■ **Instructions to follow**
Could you copy, word for word, only the lines from the one containing "Give me a plain-text" through the last line of the records below, both included?

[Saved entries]
────────────────────

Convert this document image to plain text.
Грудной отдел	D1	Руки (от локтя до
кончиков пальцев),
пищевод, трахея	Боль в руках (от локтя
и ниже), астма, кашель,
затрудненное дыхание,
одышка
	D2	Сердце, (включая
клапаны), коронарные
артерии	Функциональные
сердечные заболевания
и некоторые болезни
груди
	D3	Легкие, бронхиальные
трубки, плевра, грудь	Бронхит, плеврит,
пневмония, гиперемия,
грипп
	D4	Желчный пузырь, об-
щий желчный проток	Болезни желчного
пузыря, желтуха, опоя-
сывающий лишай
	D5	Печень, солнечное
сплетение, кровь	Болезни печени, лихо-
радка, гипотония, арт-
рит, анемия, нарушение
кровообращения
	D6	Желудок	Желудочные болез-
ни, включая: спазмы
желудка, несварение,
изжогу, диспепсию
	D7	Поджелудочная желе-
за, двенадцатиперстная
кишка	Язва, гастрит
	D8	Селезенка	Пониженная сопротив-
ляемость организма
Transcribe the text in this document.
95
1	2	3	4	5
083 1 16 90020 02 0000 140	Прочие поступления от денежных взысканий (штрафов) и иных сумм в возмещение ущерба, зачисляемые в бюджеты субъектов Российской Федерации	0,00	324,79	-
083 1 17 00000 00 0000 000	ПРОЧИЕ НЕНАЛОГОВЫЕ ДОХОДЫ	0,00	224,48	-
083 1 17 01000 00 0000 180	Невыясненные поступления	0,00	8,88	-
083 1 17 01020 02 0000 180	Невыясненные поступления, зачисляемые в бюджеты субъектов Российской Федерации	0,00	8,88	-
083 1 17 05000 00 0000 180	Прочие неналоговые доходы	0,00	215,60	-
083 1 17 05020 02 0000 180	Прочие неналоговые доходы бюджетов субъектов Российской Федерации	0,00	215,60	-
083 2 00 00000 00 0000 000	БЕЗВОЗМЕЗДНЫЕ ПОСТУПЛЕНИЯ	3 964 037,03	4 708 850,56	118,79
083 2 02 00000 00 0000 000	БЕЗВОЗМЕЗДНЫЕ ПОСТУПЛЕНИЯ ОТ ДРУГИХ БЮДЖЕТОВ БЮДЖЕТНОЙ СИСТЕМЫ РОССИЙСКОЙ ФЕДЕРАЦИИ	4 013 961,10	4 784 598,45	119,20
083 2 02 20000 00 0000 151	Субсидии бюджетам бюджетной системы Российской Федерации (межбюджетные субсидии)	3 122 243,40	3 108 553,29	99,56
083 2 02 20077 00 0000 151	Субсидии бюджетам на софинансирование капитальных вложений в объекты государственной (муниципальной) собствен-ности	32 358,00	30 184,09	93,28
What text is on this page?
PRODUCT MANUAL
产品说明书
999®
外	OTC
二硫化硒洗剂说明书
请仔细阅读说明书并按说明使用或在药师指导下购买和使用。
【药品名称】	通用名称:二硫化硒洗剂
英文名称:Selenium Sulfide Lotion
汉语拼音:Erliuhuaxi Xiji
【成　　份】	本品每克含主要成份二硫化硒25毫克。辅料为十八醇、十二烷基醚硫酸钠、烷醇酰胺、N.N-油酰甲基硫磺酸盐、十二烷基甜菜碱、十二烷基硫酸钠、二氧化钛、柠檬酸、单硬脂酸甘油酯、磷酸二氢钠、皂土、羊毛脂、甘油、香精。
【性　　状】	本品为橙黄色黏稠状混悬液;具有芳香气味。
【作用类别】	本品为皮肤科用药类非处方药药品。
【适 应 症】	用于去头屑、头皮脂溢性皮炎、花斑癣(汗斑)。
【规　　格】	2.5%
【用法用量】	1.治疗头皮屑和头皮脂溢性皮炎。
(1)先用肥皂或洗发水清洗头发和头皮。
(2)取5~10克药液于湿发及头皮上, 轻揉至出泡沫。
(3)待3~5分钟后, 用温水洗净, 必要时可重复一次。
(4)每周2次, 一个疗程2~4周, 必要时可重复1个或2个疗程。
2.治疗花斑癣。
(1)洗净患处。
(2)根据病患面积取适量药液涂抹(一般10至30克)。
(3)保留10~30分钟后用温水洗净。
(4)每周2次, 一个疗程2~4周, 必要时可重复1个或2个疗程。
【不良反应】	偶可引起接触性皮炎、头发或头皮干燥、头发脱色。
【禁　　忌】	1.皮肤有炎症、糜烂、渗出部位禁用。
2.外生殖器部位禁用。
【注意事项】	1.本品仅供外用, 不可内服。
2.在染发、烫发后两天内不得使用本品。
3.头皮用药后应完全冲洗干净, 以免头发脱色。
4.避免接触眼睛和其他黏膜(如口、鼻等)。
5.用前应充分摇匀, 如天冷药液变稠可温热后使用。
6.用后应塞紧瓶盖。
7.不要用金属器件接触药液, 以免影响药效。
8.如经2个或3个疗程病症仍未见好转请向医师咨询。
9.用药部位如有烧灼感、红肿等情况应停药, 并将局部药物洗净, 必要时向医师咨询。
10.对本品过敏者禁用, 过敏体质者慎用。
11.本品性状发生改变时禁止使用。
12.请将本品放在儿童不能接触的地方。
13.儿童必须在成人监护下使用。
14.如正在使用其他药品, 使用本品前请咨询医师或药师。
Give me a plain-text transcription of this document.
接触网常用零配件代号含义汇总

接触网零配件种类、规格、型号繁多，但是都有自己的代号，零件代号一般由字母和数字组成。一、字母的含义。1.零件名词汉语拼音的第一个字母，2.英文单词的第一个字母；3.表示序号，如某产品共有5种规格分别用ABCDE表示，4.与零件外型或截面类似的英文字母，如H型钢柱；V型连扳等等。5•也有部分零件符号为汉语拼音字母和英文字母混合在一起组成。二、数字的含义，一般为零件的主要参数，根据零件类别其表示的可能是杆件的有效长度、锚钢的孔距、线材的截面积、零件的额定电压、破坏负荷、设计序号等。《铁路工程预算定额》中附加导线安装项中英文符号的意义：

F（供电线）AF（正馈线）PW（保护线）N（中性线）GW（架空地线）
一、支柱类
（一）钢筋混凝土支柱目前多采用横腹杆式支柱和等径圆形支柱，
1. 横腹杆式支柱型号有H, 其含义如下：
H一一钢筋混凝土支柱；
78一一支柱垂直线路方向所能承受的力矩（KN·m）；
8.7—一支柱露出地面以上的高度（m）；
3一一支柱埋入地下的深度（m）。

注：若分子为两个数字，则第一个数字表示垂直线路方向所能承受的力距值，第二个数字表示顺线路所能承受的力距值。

────────────────────

■ **Correct response**
Give me a plain-text transcription of this document.
接触网常用零配件代号含义汇总

接触网零配件种类、规格、型号繁多，但是都有自己的代号，零件代号一般由字母和数字组成。一、字母的含义。1.零件名词汉语拼音的第一个字母，2.英文单词的第一个字母；3.表示序号，如某产品共有5种规格分别用ABCDE表示，4.与零件外型或截面类似的英文字母，如H型钢柱；V型连扳等等。5•也有部分零件符号为汉语拼音字母和英文字母混合在一起组成。二、数字的含义，一般为零件的主要参数，根据零件类别其表示的可能是杆件的有效长度、锚钢的孔距、线材的截面积、零件的额定电压、破坏负荷、设计序号等。《铁路工程预算定额》中附加导线安装项中英文符号的意义：

F（供电线）AF（正馈线）PW（保护线）N（中性线）GW（架空地线）
一、支柱类
（一）钢筋混凝土支柱目前多采用横腹杆式支柱和等径圆形支柱，
1. 横腹杆式支柱型号有H, 其含义如下：
H一一钢筋混凝土支柱；
78一一支柱垂直线路方向所能承受的力矩（KN·m）；
8.7—一支柱露出地面以上的高度（m）；
3一一支柱埋入地下的深度（m）。

注：若分子为两个数字，则第一个数字表示垂直线路方向所能承受的力距值，第二个数字表示顺线路所能承受的力距值。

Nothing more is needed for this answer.